* _Aim_: Your task is to output all the records below, word for word.

-- start Information supplied --

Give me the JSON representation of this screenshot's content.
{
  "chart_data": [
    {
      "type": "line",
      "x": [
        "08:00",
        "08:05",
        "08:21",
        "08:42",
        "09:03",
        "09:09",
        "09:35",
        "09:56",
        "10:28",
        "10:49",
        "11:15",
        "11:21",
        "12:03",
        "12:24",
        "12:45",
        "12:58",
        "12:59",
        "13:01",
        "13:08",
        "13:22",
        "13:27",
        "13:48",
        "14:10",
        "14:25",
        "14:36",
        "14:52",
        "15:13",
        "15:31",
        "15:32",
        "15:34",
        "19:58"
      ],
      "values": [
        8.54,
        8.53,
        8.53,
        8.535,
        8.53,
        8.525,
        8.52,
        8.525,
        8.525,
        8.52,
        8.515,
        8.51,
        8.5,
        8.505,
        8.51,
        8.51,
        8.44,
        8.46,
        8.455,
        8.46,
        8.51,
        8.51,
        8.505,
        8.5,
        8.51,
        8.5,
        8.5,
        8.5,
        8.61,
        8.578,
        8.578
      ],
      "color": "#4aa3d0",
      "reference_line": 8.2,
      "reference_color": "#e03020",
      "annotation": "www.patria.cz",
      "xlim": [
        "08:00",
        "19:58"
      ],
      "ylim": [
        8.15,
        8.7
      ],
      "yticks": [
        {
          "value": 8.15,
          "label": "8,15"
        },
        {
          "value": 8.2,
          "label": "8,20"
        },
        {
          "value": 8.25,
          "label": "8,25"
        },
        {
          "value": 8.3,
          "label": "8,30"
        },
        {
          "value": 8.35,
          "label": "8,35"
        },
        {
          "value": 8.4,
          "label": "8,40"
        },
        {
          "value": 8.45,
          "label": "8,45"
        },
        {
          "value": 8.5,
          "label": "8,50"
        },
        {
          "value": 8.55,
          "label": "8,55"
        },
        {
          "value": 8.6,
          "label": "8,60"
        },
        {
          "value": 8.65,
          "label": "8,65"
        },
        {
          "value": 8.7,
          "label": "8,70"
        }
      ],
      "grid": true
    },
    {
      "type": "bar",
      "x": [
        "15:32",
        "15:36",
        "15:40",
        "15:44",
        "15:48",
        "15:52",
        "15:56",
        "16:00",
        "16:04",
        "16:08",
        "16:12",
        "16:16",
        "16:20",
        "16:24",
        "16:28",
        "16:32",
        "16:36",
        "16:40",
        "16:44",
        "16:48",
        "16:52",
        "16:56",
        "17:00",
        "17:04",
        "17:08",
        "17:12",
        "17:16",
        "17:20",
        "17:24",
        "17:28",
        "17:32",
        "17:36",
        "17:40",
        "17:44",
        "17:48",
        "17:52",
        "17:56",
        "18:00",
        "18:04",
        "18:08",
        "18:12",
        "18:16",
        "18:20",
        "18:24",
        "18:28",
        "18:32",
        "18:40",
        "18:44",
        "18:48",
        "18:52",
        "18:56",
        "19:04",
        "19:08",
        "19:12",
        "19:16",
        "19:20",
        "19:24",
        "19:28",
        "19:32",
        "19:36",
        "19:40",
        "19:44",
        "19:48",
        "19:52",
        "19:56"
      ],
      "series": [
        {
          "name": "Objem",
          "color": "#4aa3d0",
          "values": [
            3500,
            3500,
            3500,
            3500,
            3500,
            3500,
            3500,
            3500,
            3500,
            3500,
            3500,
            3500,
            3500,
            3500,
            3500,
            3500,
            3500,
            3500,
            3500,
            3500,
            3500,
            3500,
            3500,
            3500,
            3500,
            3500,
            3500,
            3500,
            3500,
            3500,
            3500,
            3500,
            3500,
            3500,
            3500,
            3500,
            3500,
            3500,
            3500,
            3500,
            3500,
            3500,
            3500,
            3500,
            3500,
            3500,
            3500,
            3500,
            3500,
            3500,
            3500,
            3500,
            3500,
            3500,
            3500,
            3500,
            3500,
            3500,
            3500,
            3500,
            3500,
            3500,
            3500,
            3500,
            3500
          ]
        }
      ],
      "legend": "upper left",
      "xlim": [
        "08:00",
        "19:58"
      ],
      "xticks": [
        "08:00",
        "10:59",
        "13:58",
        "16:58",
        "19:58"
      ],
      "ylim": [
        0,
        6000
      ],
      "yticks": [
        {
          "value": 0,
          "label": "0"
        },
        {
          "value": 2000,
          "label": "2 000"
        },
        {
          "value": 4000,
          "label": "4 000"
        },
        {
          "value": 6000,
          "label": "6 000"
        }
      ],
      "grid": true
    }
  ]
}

-- end Information supplied --

* _Result_:
Give me the JSON representation of this screenshot's content.
{
  "chart_data": [
    {
      "type": "line",
      "x": [
        "08:00",
        "08:05",
        "08:21",
        "08:42",
        "09:03",
        "09:09",
        "09:35",
        "09:56",
        "10:28",
        "10:49",
        "11:15",
        "11:21",
        "12:03",
        "12:24",
        "12:45",
        "12:58",
        "12:59",
        "13:01",
        "13:08",
        "13:22",
        "13:27",
        "13:48",
        "14:10",
        "14:25",
        "14:36",
        "14:52",
        "15:13",
        "15:31",
        "15:32",
        "15:34",
        "19:58"
      ],
      "values": [
        8.54,
        8.53,
        8.53,
        8.535,
        8.53,
        8.525,
        8.52,
        8.525,
        8.525,
        8.52,
        8.515,
        8.51,
        8.5,
        8.505,
        8.51,
        8.51,
        8.44,
        8.46,
        8.455,
        8.46,
        8.51,
        8.51,
        8.505,
        8.5,
        8.51,
        8.5,
        8.5,
        8.5,
        8.61,
        8.578,
        8.578
      ],
      "color": "#4aa3d0",
      "reference_line": 8.2,
      "reference_color": "#e03020",
      "annotation": "www.patria.cz",
      "xlim": [
        "08:00",
        "19:58"
      ],
      "ylim": [
        8.15,
        8.7
      ],
      "yticks": [
        {
          "value": 8.15,
          "label": "8,15"
        },
        {
          "value": 8.2,
          "label": "8,20"
        },
        {
          "value": 8.25,
          "label": "8,25"
        },
        {
          "value": 8.3,
          "label": "8,30"
        },
        {
          "value": 8.35,
          "label": "8,35"
        },
        {
          "value": 8.4,
          "label": "8,40"
        },
        {
          "value": 8.45,
          "label": "8,45"
        },
        {
          "value": 8.5,
          "label": "8,50"
        },
        {
          "value": 8.55,
          "label": "8,55"
        },
        {
          "value": 8.6,
          "label": "8,60"
        },
        {
          "value": 8.65,
          "label": "8,65"
        },
        {
          "value": 8.7,
          "label": "8,70"
        }
      ],
      "grid": true
    },
    {
      "type": "bar",
      "x": [
        "15:32",
        "15:36",
        "15:40",
        "15:44",
        "15:48",
        "15:52",
        "15:56",
        "16:00",
        "16:04",
        "16:08",
        "16:12",
        "16:16",
        "16:20",
        "16:24",
        "16:28",
        "16:32",
        "16:36",
        "16:40",
        "16:44",
        "16:48",
        "16:52",
        "16:56",
        "17:00",
        "17:04",
        "17:08",
        "17:12",
        "17:16",
        "17:20",
        "17:24",
        "17:28",
        "17:32",
        "17:36",
        "17:40",
        "17:44",
        "17:48",
        "17:52",
        "17:56",
        "18:00",
        "18:04",
        "18:08",
        "18:12",
        "18:16",
        "18:20",
        "18:24",
        "18:28",
        "18:32",
        "18:40",
        "18:44",
        "18:48",
        "18:52",
        "18:56",
        "19:04",
        "19:08",
        "19:12",
        "19:16",
        "19:20",
        "19:24",
        "19:28",
        "19:32",
        "19:36",
        "19:40",
        "19:44",
        "19:48",
        "19:52",
        "19:56"
      ],
      "series": [
        {
          "name": "Objem",
          "color": "#4aa3d0",
          "values": [
            3500,
            3500,
            3500,
            3500,
            3500,
            3500,
            3500,
            3500,
            3500,
            3500,
            3500,
            3500,
            3500,
            3500,
            3500,
            3500,
            3500,
            3500,
            3500,
            3500,
            3500,
            3500,
            3500,
            3500,
            3500,
            3500,
            3500,
            3500,
            3500,
            3500,
            3500,
            3500,
            3500,
            3500,
            3500,
            3500,
            3500,
            3500,
            3500,
            3500,
            3500,
            3500,
            3500,
            3500,
            3500,
            3500,
            3500,
            3500,
            3500,
            3500,
            3500,
            3500,
            3500,
            3500,
            3500,
            3500,
            3500,
            3500,
            3500,
            3500,
            3500,
            3500,
            3500,
            3500,
            3500
          ]
        }
      ],
      "legend": "upper left",
      "xlim": [
        "08:00",
        "19:58"
      ],
      "xticks": [
        "08:00",
        "10:59",
        "13:58",
        "16:58",
        "19:58"
      ],
      "ylim": [
        0,
        6000
      ],
      "yticks": [
        {
          "value": 0,
          "label": "0"
        },
        {
          "value": 2000,
          "label": "2 000"
        },
        {
          "value": 4000,
          "label": "4 000"
        },
        {
          "value": 6000,
          "label": "6 000"
        }
      ],
      "grid": true
    }
  ]
}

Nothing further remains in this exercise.